What to produce: Repeat word for word everything from the line containing "Extract the structured" to the end of the listing, first and last lines included, and only that.
>>>
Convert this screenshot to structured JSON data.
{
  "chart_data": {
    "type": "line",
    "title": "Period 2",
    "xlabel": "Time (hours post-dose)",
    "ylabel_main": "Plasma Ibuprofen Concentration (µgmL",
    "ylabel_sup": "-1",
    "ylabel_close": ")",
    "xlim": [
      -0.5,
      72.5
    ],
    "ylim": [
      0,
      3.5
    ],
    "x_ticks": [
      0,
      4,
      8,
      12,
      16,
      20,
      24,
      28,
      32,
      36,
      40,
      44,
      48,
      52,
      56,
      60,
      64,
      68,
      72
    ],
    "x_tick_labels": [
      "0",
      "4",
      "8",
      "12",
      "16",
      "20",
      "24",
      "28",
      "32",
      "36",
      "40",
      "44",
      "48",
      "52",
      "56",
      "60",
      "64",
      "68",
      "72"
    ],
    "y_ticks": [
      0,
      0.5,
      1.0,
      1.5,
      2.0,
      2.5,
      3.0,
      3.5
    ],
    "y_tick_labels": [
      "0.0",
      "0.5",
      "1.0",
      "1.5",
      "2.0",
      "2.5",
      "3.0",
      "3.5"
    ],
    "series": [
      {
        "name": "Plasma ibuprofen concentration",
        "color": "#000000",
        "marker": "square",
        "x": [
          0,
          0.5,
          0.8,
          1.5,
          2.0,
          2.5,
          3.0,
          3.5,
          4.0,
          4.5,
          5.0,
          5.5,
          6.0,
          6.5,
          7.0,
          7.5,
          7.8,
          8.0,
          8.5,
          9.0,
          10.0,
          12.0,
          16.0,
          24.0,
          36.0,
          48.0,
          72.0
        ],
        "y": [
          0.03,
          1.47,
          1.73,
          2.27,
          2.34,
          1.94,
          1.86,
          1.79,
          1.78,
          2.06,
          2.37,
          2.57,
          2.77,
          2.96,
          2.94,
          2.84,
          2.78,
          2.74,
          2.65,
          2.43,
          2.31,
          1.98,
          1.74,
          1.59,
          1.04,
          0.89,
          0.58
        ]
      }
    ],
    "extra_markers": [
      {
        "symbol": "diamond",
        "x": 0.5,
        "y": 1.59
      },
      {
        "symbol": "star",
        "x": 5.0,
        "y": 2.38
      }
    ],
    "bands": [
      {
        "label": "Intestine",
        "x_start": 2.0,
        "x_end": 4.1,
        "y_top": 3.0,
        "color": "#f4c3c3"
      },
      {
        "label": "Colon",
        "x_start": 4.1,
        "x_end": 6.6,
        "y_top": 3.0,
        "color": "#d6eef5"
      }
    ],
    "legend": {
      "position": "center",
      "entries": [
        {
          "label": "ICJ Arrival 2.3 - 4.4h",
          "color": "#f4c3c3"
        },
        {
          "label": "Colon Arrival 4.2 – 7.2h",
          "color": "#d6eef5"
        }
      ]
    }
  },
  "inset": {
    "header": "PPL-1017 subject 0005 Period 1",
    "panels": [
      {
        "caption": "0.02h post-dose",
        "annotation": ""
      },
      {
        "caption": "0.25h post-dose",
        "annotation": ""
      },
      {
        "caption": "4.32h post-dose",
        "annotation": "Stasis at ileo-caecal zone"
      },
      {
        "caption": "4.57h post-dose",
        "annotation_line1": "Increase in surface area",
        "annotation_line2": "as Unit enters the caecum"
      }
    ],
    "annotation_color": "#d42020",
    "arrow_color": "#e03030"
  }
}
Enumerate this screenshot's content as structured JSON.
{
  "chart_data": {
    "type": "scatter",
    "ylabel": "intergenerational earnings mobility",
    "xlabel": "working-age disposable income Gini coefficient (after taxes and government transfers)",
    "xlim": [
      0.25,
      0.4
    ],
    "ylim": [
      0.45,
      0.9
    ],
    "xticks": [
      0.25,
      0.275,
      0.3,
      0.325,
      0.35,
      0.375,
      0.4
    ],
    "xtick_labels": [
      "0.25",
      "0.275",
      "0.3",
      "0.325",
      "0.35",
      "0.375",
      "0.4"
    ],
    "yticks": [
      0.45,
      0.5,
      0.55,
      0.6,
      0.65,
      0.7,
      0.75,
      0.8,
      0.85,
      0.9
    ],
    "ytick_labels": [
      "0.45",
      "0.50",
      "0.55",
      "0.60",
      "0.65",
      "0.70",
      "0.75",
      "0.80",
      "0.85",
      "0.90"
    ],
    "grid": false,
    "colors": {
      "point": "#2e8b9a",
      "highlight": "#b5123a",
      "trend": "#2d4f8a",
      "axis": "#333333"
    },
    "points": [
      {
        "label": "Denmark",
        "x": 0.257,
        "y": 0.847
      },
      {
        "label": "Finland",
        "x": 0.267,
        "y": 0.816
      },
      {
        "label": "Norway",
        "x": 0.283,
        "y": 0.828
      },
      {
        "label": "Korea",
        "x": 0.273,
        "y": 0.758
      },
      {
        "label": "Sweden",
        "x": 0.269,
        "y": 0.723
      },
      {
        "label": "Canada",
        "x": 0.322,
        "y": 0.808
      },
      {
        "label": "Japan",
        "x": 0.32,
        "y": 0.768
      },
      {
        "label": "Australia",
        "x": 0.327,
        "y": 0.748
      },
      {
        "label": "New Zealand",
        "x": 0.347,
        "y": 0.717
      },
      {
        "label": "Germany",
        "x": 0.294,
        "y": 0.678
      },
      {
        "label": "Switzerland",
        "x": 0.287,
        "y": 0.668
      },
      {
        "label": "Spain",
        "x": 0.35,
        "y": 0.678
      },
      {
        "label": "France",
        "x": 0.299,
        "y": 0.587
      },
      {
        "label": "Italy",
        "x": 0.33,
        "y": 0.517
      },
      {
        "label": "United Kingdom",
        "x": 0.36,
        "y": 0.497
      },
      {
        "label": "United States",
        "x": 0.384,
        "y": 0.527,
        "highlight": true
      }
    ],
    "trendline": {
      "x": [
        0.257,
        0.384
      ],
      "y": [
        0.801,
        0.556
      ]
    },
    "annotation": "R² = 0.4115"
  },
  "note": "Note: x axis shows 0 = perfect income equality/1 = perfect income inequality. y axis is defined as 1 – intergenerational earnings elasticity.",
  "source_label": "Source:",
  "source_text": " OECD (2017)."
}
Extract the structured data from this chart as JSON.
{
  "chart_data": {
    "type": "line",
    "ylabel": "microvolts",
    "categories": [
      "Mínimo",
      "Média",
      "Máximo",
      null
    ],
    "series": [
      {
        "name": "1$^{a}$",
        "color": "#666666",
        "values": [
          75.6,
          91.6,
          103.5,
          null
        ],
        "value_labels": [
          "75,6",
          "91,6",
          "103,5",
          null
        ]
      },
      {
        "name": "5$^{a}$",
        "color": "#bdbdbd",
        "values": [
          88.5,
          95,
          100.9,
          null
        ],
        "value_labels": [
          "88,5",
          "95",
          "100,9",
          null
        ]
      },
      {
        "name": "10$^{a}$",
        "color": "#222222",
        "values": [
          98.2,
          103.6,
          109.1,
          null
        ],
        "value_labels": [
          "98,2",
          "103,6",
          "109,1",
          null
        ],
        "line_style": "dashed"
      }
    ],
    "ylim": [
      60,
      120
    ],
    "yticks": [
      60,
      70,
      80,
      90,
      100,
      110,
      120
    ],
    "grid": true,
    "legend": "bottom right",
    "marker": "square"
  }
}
<<<
Exercise output:
Extract the structured data from this chart as JSON.
{
  "chart_data": {
    "type": "line",
    "ylabel": "microvolts",
    "categories": [
      "Mínimo",
      "Média",
      "Máximo",
      null
    ],
    "series": [
      {
        "name": "1$^{a}$",
        "color": "#666666",
        "values": [
          75.6,
          91.6,
          103.5,
          null
        ],
        "value_labels": [
          "75,6",
          "91,6",
          "103,5",
          null
        ]
      },
      {
        "name": "5$^{a}$",
        "color": "#bdbdbd",
        "values": [
          88.5,
          95,
          100.9,
          null
        ],
        "value_labels": [
          "88,5",
          "95",
          "100,9",
          null
        ]
      },
      {
        "name": "10$^{a}$",
        "color": "#222222",
        "values": [
          98.2,
          103.6,
          109.1,
          null
        ],
        "value_labels": [
          "98,2",
          "103,6",
          "109,1",
          null
        ],
        "line_style": "dashed"
      }
    ],
    "ylim": [
      60,
      120
    ],
    "yticks": [
      60,
      70,
      80,
      90,
      100,
      110,
      120
    ],
    "grid": true,
    "legend": "bottom right",
    "marker": "square"
  }
}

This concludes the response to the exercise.